Problem requirements = List each line of the data in which the string "What" appears.

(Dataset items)
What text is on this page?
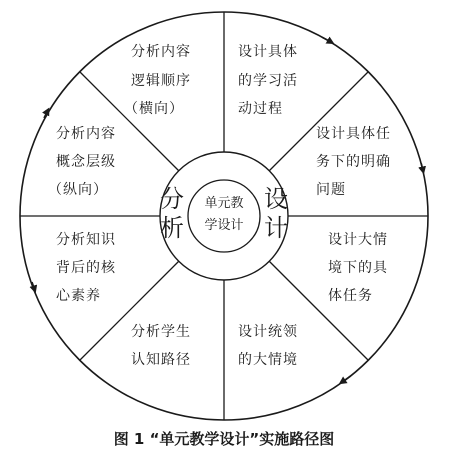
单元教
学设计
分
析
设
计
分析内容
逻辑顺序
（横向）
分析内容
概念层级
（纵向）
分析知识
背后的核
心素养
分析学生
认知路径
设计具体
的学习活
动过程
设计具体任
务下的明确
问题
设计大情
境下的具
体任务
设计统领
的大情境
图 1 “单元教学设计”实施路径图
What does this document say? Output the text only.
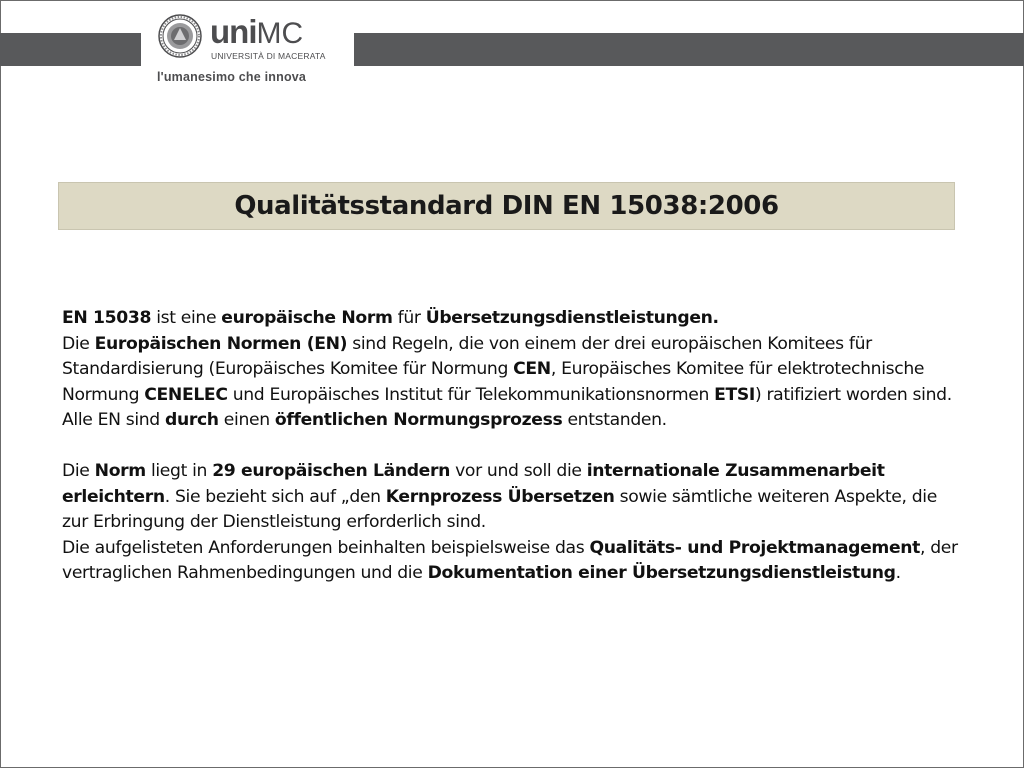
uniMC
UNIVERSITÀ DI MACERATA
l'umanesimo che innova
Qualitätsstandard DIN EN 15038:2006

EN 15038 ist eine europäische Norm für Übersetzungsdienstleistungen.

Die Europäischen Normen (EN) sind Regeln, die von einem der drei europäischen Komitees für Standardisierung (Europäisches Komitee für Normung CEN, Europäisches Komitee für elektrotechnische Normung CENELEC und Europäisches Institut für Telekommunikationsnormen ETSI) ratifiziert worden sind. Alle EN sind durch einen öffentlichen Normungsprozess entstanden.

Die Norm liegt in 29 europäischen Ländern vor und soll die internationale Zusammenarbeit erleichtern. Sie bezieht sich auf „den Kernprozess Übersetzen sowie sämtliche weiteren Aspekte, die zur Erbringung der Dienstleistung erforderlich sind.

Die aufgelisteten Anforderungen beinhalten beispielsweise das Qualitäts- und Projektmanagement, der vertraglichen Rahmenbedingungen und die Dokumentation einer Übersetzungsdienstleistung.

* * *

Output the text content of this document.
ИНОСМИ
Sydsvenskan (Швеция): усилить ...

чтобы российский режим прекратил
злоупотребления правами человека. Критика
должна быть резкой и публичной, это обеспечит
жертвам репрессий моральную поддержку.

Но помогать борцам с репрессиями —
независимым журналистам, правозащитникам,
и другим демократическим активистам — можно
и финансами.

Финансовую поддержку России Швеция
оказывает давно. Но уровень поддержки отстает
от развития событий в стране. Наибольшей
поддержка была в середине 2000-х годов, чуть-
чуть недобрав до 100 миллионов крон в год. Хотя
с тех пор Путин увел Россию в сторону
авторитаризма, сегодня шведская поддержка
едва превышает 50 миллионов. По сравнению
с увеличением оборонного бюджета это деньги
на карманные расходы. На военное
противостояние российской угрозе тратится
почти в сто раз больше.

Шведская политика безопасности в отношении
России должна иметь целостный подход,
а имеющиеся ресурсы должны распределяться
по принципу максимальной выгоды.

Answer =
What text is on this page?
What does this document say? Output the text only.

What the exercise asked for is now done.